>> Start Material for this exercise

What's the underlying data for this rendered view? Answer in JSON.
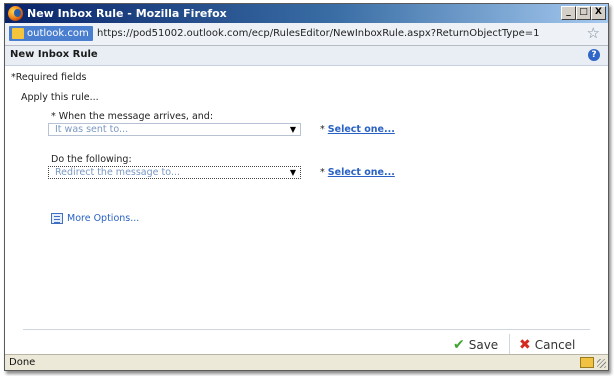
{
  "window": {
    "title": "New Inbox Rule - Mozilla Firefox",
    "min_label": "_",
    "max_label": "□",
    "close_label": "X"
  },
  "address": {
    "site": "outlook.com",
    "url": "https://pod51002.outlook.com/ecp/RulesEditor/NewInboxRule.aspx?ReturnObjectType=1",
    "star": "☆"
  },
  "dialog": {
    "title": "New Inbox Rule",
    "help": "?",
    "required_note": "*Required fields",
    "apply_label": "Apply this rule...",
    "condition_label": "* When the message arrives, and:",
    "condition_value": "It was sent to...",
    "condition_select": "Select one...",
    "action_label": "Do the following:",
    "action_value": "Redirect the message to...",
    "action_select": "Select one...",
    "required_star": "*",
    "more_options": "More Options...",
    "save": "Save",
    "cancel": "Cancel",
    "save_icon": "✔",
    "cancel_icon": "✖"
  },
  "statusbar": {
    "text": "Done"
  },
  "icons": {
    "firefox": "firefox-icon",
    "help": "help-icon",
    "more_options": "list-icon",
    "save": "checkmark-icon",
    "cancel": "x-icon",
    "lock": "lock-icon"
  },
  "colors": {
    "titlebar": "#0a246a",
    "link": "#2a62c4",
    "save_icon": "#3fa52f",
    "cancel_icon": "#d42a1f"
  }
}
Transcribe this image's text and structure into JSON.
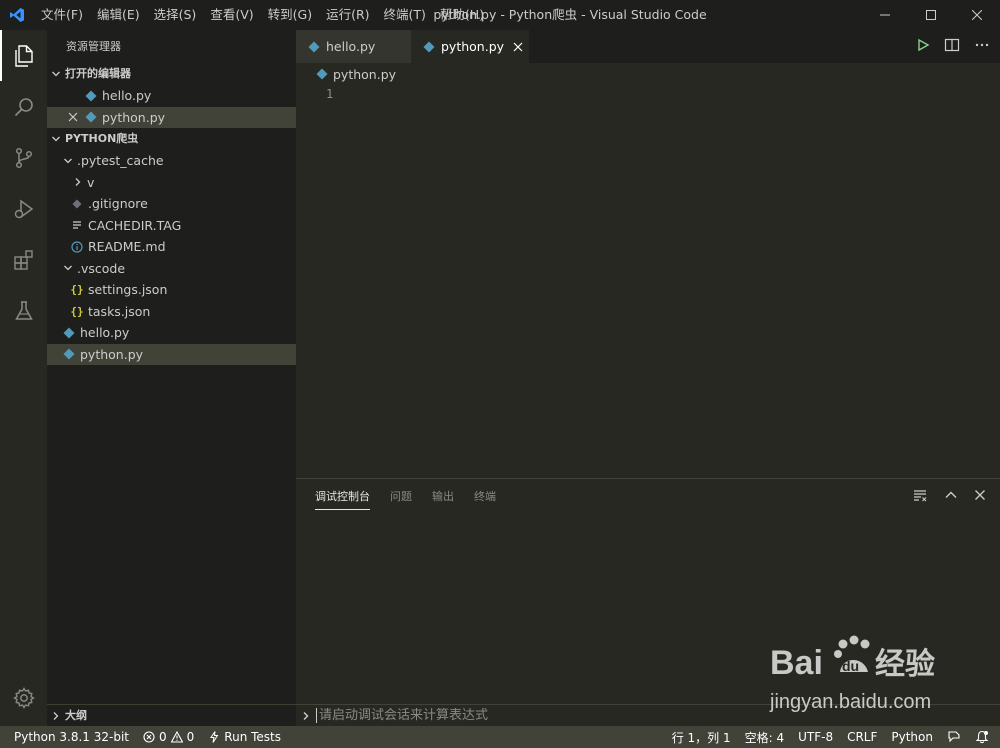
{
  "window": {
    "title": "python.py - Python爬虫 - Visual Studio Code"
  },
  "menu": [
    "文件(F)",
    "编辑(E)",
    "选择(S)",
    "查看(V)",
    "转到(G)",
    "运行(R)",
    "终端(T)",
    "帮助(H)"
  ],
  "activity_bar": [
    "explorer-icon",
    "search-icon",
    "source-control-icon",
    "run-debug-icon",
    "extensions-icon",
    "testing-icon"
  ],
  "sidebar": {
    "title": "资源管理器",
    "open_editors": {
      "header": "打开的编辑器",
      "items": [
        {
          "label": "hello.py",
          "icon": "python-icon"
        },
        {
          "label": "python.py",
          "icon": "python-icon"
        }
      ]
    },
    "folder": {
      "header": "PYTHON爬虫",
      "items": [
        {
          "label": ".pytest_cache",
          "type": "folder-open"
        },
        {
          "label": "v",
          "type": "folder-closed"
        },
        {
          "label": ".gitignore",
          "type": "file"
        },
        {
          "label": "CACHEDIR.TAG",
          "type": "file"
        },
        {
          "label": "README.md",
          "type": "file"
        },
        {
          "label": ".vscode",
          "type": "folder-open"
        },
        {
          "label": "settings.json",
          "type": "json"
        },
        {
          "label": "tasks.json",
          "type": "json"
        },
        {
          "label": "hello.py",
          "type": "python"
        },
        {
          "label": "python.py",
          "type": "python"
        }
      ]
    },
    "outline": "大纲"
  },
  "editor": {
    "tabs": [
      {
        "label": "hello.py",
        "active": false
      },
      {
        "label": "python.py",
        "active": true
      }
    ],
    "breadcrumb": "python.py",
    "line_number": "1"
  },
  "panel": {
    "tabs": [
      "调试控制台",
      "问题",
      "输出",
      "终端"
    ],
    "active_tab": "调试控制台",
    "repl_placeholder": "请启动调试会话来计算表达式"
  },
  "status_bar": {
    "interpreter": "Python 3.8.1 32-bit",
    "errors": "0",
    "warnings": "0",
    "run_tests": "Run Tests",
    "cursor": "行 1，列 1",
    "spaces": "空格: 4",
    "encoding": "UTF-8",
    "eol": "CRLF",
    "language": "Python"
  },
  "watermark": {
    "brand": "Bai",
    "brand2": "du",
    "jingyan": "经验",
    "url": "jingyan.baidu.com"
  },
  "colors": {
    "python_icon": "#519aba",
    "json_icon": "#cbcb41",
    "accent_vscode": "#3794ff",
    "run_green": "#89d185"
  }
}
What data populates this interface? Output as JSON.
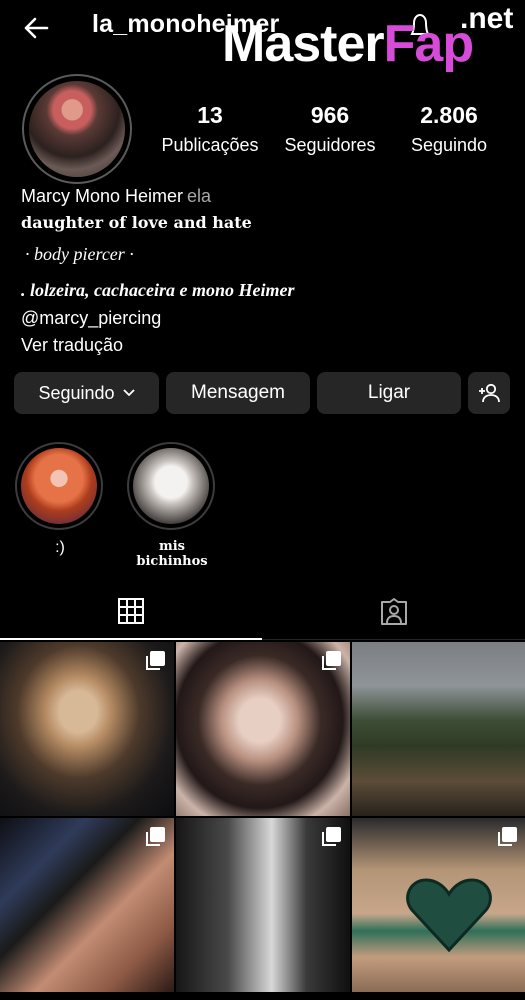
{
  "header": {
    "username": "la_monoheimer",
    "watermark_main": "MasterFap",
    "watermark_part1": "Master",
    "watermark_part2": "Fap",
    "watermark_suffix": ".net"
  },
  "profile": {
    "stats": [
      {
        "value": "13",
        "label": "Publicações"
      },
      {
        "value": "966",
        "label": "Seguidores"
      },
      {
        "value": "2.806",
        "label": "Seguindo"
      }
    ],
    "name": "Marcy Mono Heimer",
    "pronoun": "ela",
    "bio_line1": "daughter of love and hate",
    "bio_line2": "· body piercer ·",
    "bio_line3": ". lolzeira, cachaceira e mono Heimer",
    "mention": "@marcy_piercing",
    "translate": "Ver tradução"
  },
  "actions": {
    "following": "Seguindo",
    "message": "Mensagem",
    "call": "Ligar"
  },
  "highlights": [
    {
      "label": ":)"
    },
    {
      "label": "mis bichinhos"
    }
  ],
  "icons": {
    "back": "arrow-left-icon",
    "notifications": "bell-icon",
    "chevron": "chevron-down-icon",
    "add_user": "add-user-icon",
    "grid": "grid-icon",
    "tagged": "tagged-person-icon",
    "multi": "multiple-photos-icon"
  },
  "colors": {
    "background": "#000000",
    "button": "#262626",
    "secondary_text": "#a8a8a8",
    "watermark_accent": "#d64bd7"
  }
}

>> End Material for this exercise

In the listing, find each line with the string "data" and copy it.

What's the underlying data for this rendered view? Answer in JSON.
What data populates this interface? Output as JSON.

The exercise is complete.